Work instructions -
Reproduce the records below with each "toolbar-divider" switched to "toolbar-separator" and everything else unchanged. Leave the pictures out of your answer.

* start Excerpted records *

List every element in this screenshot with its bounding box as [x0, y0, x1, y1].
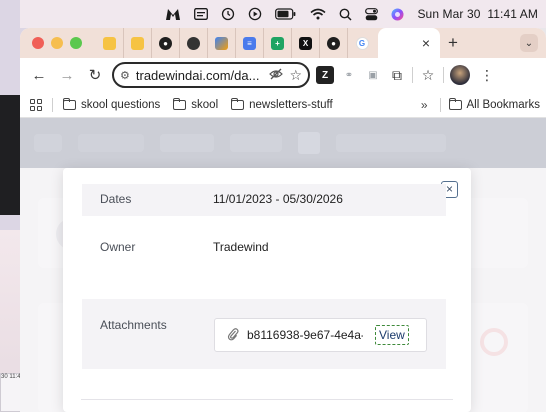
tab-search-dropdown-button[interactable]: ⌄ — [520, 34, 538, 52]
bookmark-label: newsletters-stuff — [249, 98, 333, 111]
more-bookmarks-button[interactable]: » — [421, 98, 428, 112]
bookmark-skool-questions[interactable]: skool questions — [63, 97, 161, 111]
background-panel — [0, 230, 20, 380]
attachments-label: Attachments — [100, 318, 167, 332]
close-window-button[interactable] — [32, 37, 44, 49]
background-dark-panel — [0, 95, 20, 215]
pinned-tabs: ● ≡ + X ● G × + — [96, 28, 466, 58]
tab-github[interactable] — [180, 28, 208, 58]
tab-google[interactable]: G — [348, 28, 376, 58]
bookmark-star-icon[interactable]: ☆ — [289, 67, 302, 84]
github-icon — [187, 36, 200, 50]
toolbar-divider — [412, 67, 413, 83]
all-bookmarks-label: All Bookmarks — [466, 98, 541, 111]
reading-list-icon[interactable]: ☆ — [419, 66, 437, 84]
tab-google-docs[interactable]: ≡ — [236, 28, 264, 58]
dark-logo-icon: ● — [327, 36, 340, 50]
dates-label: Dates — [100, 192, 132, 206]
owner-value: Tradewind — [213, 240, 269, 254]
folder-icon — [173, 97, 187, 110]
dates-value: 11/01/2023 - 05/30/2026 — [213, 192, 343, 206]
zoom-window-button[interactable] — [70, 37, 82, 49]
bookmarks-bar: skool questions skool newsletters-stuff … — [20, 92, 546, 118]
menu-bar-clock[interactable]: Sun Mar 30 11:41 AM — [417, 7, 538, 21]
new-tab-button[interactable]: + — [440, 28, 466, 58]
orange-app-icon — [215, 36, 228, 50]
back-button[interactable]: ← — [28, 64, 50, 86]
bookmarks-divider — [439, 97, 441, 112]
google-icon: G — [355, 36, 369, 50]
address-bar[interactable]: ⚙ tradewindai.com/da... ☆ — [112, 62, 310, 88]
view-attachment-button[interactable]: View — [375, 325, 409, 345]
profile-avatar[interactable] — [450, 65, 470, 85]
x-logo-icon: X — [299, 36, 312, 50]
extension-dark-icon[interactable]: Z — [316, 66, 334, 84]
url-text[interactable]: tradewindai.com/da... — [136, 68, 264, 83]
forward-button[interactable]: → — [56, 64, 78, 86]
eye-slash-icon[interactable] — [269, 68, 284, 83]
malwarebytes-icon[interactable] — [165, 7, 181, 21]
site-info-icon[interactable]: ⚙ — [120, 69, 130, 82]
owner-row: Owner Tradewind — [82, 217, 446, 301]
extension-link-icon[interactable]: ⚭ — [340, 66, 358, 84]
tab-dark-logo-1[interactable]: ● — [152, 28, 180, 58]
bookmark-newsletters-stuff[interactable]: newsletters-stuff — [231, 97, 333, 111]
siri-icon[interactable] — [391, 7, 404, 21]
reload-button[interactable]: ↻ — [84, 64, 106, 86]
browser-menu-icon[interactable]: ⋮ — [476, 64, 498, 86]
folder-tab-icon — [131, 36, 144, 50]
minimize-window-button[interactable] — [51, 37, 63, 49]
history-clock-icon[interactable] — [221, 7, 235, 21]
folder-tab-icon — [103, 36, 116, 50]
folder-icon — [63, 97, 76, 110]
window-controls — [32, 37, 82, 49]
tab-strip: ● ≡ + X ● G × + ⌄ — [20, 28, 546, 58]
attachment-file-name[interactable]: b8116938-9e67-4e4a-b... — [247, 328, 363, 342]
dark-logo-icon: ● — [159, 36, 172, 50]
bookmarks-right: » All Bookmarks — [421, 97, 546, 112]
wifi-icon[interactable] — [310, 7, 326, 21]
owner-label: Owner — [100, 240, 136, 254]
tab-orange-app[interactable] — [208, 28, 236, 58]
folder-icon — [448, 97, 462, 110]
attachment-item[interactable]: b8116938-9e67-4e4a-b... View — [214, 318, 427, 352]
bookmark-skool[interactable]: skool — [173, 97, 219, 111]
paperclip-icon — [227, 327, 239, 344]
chevron-down-icon: ⌄ — [524, 37, 534, 49]
extensions-puzzle-icon[interactable]: ⧉ — [388, 66, 406, 84]
search-icon[interactable] — [339, 7, 352, 21]
folder-icon — [231, 97, 245, 110]
mac-menu-bar: Sun Mar 30 11:41 AM — [20, 0, 546, 28]
docs-icon: ≡ — [243, 36, 256, 50]
apps-grid-icon[interactable] — [30, 98, 42, 111]
modal-divider — [81, 399, 453, 400]
tab-x[interactable]: X — [292, 28, 320, 58]
tab-google-sheets[interactable]: + — [264, 28, 292, 58]
bookmark-label: skool questions — [81, 98, 161, 111]
play-circle-icon[interactable] — [248, 7, 262, 21]
tab-dark-logo-2[interactable]: ● — [320, 28, 348, 58]
browser-toolbar: ← → ↻ ⚙ tradewindai.com/da... ☆ Z ⚭ ▣ ⧉ … — [20, 58, 546, 92]
close-tab-icon[interactable]: × — [422, 35, 430, 51]
sheets-icon: + — [271, 36, 284, 50]
details-modal: × Dates 11/01/2023 - 05/30/2026 Owner Tr… — [63, 168, 471, 412]
toolbar-divider — [443, 67, 444, 83]
bookmarks-divider — [52, 97, 53, 112]
tab-active-tradewind[interactable]: × — [378, 28, 440, 58]
tab-folder-1[interactable] — [96, 28, 124, 58]
all-bookmarks-button[interactable]: All Bookmarks — [448, 97, 541, 111]
battery-icon[interactable] — [275, 7, 297, 21]
dates-row: Dates 11/01/2023 - 05/30/2026 — [82, 184, 446, 216]
extension-reader-icon[interactable]: ▣ — [364, 66, 382, 84]
control-center-icon[interactable] — [365, 7, 379, 21]
tab-folder-2[interactable] — [124, 28, 152, 58]
bookmark-label: skool — [191, 98, 219, 111]
calendar-icon[interactable] — [194, 7, 209, 21]
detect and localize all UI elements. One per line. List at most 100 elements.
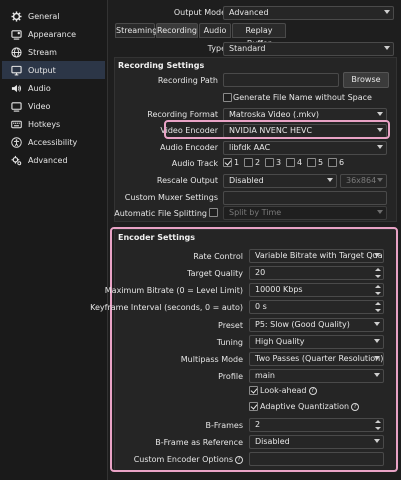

* end Excerpted records *

Answer for the task -
List every element in this screenshot with its bounding box as [x0, y0, x1, y1].
tab-search-dropdown-button[interactable]: ⌄ — [520, 34, 538, 52]
bookmark-label: newsletters-stuff — [249, 98, 333, 111]
more-bookmarks-button[interactable]: » — [421, 98, 428, 112]
bookmark-skool-questions[interactable]: skool questions — [63, 97, 161, 111]
background-panel — [0, 230, 20, 380]
attachments-label: Attachments — [100, 318, 167, 332]
close-window-button[interactable] — [32, 37, 44, 49]
background-dark-panel — [0, 95, 20, 215]
pinned-tabs: ● ≡ + X ● G × + — [96, 28, 466, 58]
tab-github[interactable] — [180, 28, 208, 58]
tab-google[interactable]: G — [348, 28, 376, 58]
bookmark-star-icon[interactable]: ☆ — [289, 67, 302, 84]
github-icon — [187, 36, 200, 50]
toolbar-separator — [412, 67, 413, 83]
all-bookmarks-label: All Bookmarks — [466, 98, 541, 111]
reading-list-icon[interactable]: ☆ — [419, 66, 437, 84]
tab-google-docs[interactable]: ≡ — [236, 28, 264, 58]
dark-logo-icon: ● — [327, 36, 340, 50]
dates-label: Dates — [100, 192, 132, 206]
owner-value: Tradewind — [213, 240, 269, 254]
folder-icon — [173, 97, 187, 110]
dates-value: 11/01/2023 - 05/30/2026 — [213, 192, 343, 206]
zoom-window-button[interactable] — [70, 37, 82, 49]
bookmarks-bar: skool questions skool newsletters-stuff … — [20, 92, 546, 118]
menu-bar-clock[interactable]: Sun Mar 30 11:41 AM — [417, 7, 538, 21]
new-tab-button[interactable]: + — [440, 28, 466, 58]
orange-app-icon — [215, 36, 228, 50]
back-button[interactable]: ← — [28, 64, 50, 86]
bookmarks-divider — [439, 97, 441, 112]
google-icon: G — [355, 36, 369, 50]
address-bar[interactable]: ⚙ tradewindai.com/da... ☆ — [112, 62, 310, 88]
view-attachment-button[interactable]: View — [375, 325, 409, 345]
profile-avatar[interactable] — [450, 65, 470, 85]
x-logo-icon: X — [299, 36, 312, 50]
extension-dark-icon[interactable]: Z — [316, 66, 334, 84]
url-text[interactable]: tradewindai.com/da... — [136, 68, 264, 83]
forward-button[interactable]: → — [56, 64, 78, 86]
eye-slash-icon[interactable] — [269, 68, 284, 83]
malwarebytes-icon[interactable] — [165, 7, 181, 21]
site-info-icon[interactable]: ⚙ — [120, 69, 130, 82]
owner-row: Owner Tradewind — [82, 217, 446, 301]
extension-link-icon[interactable]: ⚭ — [340, 66, 358, 84]
tab-dark-logo-1[interactable]: ● — [152, 28, 180, 58]
bookmark-newsletters-stuff[interactable]: newsletters-stuff — [231, 97, 333, 111]
siri-icon[interactable] — [391, 7, 404, 21]
reload-button[interactable]: ↻ — [84, 64, 106, 86]
browser-menu-icon[interactable]: ⋮ — [476, 64, 498, 86]
folder-tab-icon — [131, 36, 144, 50]
minimize-window-button[interactable] — [51, 37, 63, 49]
history-clock-icon[interactable] — [221, 7, 235, 21]
folder-tab-icon — [103, 36, 116, 50]
folder-icon — [63, 97, 76, 110]
window-controls — [32, 37, 82, 49]
tab-strip: ● ≡ + X ● G × + ⌄ — [20, 28, 546, 58]
attachment-file-name[interactable]: b8116938-9e67-4e4a-b... — [247, 328, 363, 342]
dark-logo-icon: ● — [159, 36, 172, 50]
bookmarks-right: » All Bookmarks — [421, 97, 546, 112]
wifi-icon[interactable] — [310, 7, 326, 21]
owner-label: Owner — [100, 240, 136, 254]
tab-orange-app[interactable] — [208, 28, 236, 58]
folder-icon — [448, 97, 462, 110]
attachment-item[interactable]: b8116938-9e67-4e4a-b... View — [214, 318, 427, 352]
bookmark-skool[interactable]: skool — [173, 97, 219, 111]
paperclip-icon — [227, 327, 239, 344]
chevron-down-icon: ⌄ — [524, 37, 534, 49]
extensions-puzzle-icon[interactable]: ⧉ — [388, 66, 406, 84]
search-icon[interactable] — [339, 7, 352, 21]
folder-icon — [231, 97, 245, 110]
mac-menu-bar: Sun Mar 30 11:41 AM — [20, 0, 546, 28]
docs-icon: ≡ — [243, 36, 256, 50]
apps-grid-icon[interactable] — [30, 98, 42, 111]
modal-divider — [81, 399, 453, 400]
tab-x[interactable]: X — [292, 28, 320, 58]
tab-google-sheets[interactable]: + — [264, 28, 292, 58]
bookmark-label: skool questions — [81, 98, 161, 111]
play-circle-icon[interactable] — [248, 7, 262, 21]
tab-dark-logo-2[interactable]: ● — [320, 28, 348, 58]
browser-toolbar: ← → ↻ ⚙ tradewindai.com/da... ☆ Z ⚭ ▣ ⧉ … — [20, 58, 546, 92]
close-tab-icon[interactable]: × — [422, 35, 430, 51]
sheets-icon: + — [271, 36, 284, 50]
details-modal: × Dates 11/01/2023 - 05/30/2026 Owner Tr… — [63, 168, 471, 412]
toolbar-separator — [443, 67, 444, 83]
bookmarks-divider — [52, 97, 53, 112]
tab-active-tradewind[interactable]: × — [378, 28, 440, 58]
tab-folder-1[interactable] — [96, 28, 124, 58]
all-bookmarks-button[interactable]: All Bookmarks — [448, 97, 541, 111]
battery-icon[interactable] — [275, 7, 297, 21]
dates-row: Dates 11/01/2023 - 05/30/2026 — [82, 184, 446, 216]
extension-reader-icon[interactable]: ▣ — [364, 66, 382, 84]
control-center-icon[interactable] — [365, 7, 379, 21]
tab-folder-2[interactable] — [124, 28, 152, 58]
bookmark-label: skool — [191, 98, 219, 111]
calendar-icon[interactable] — [194, 7, 209, 21]
detect and localize all UI elements. One per line. List at most 100 elements.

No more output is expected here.